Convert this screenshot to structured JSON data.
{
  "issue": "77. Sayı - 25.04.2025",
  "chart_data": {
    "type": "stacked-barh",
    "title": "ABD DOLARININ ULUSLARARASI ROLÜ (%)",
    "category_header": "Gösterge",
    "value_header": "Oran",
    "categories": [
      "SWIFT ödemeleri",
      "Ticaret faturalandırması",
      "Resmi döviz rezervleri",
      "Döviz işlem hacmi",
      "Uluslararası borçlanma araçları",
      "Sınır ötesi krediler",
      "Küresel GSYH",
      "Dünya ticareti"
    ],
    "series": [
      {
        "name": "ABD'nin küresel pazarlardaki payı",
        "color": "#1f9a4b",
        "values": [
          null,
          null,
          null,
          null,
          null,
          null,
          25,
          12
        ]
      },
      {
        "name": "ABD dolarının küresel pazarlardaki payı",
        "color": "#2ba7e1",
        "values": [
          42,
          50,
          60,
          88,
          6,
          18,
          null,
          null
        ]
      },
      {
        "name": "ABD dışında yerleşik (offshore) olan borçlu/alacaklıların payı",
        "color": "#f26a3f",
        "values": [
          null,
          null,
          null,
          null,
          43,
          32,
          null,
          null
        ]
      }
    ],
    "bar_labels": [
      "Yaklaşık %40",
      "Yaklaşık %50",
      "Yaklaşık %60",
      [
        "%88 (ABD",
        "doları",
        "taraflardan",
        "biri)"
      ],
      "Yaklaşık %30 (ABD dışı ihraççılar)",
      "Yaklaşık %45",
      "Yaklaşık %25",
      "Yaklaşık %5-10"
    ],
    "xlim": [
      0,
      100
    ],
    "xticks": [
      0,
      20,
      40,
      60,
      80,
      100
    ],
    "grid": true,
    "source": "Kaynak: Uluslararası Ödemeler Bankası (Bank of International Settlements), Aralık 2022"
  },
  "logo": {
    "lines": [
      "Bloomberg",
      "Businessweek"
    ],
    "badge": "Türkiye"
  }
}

____

• [Goal]:
Lines containing the word "pazarlardaki" are to be tallied; report only the total.

• [Output of the exercise]:
2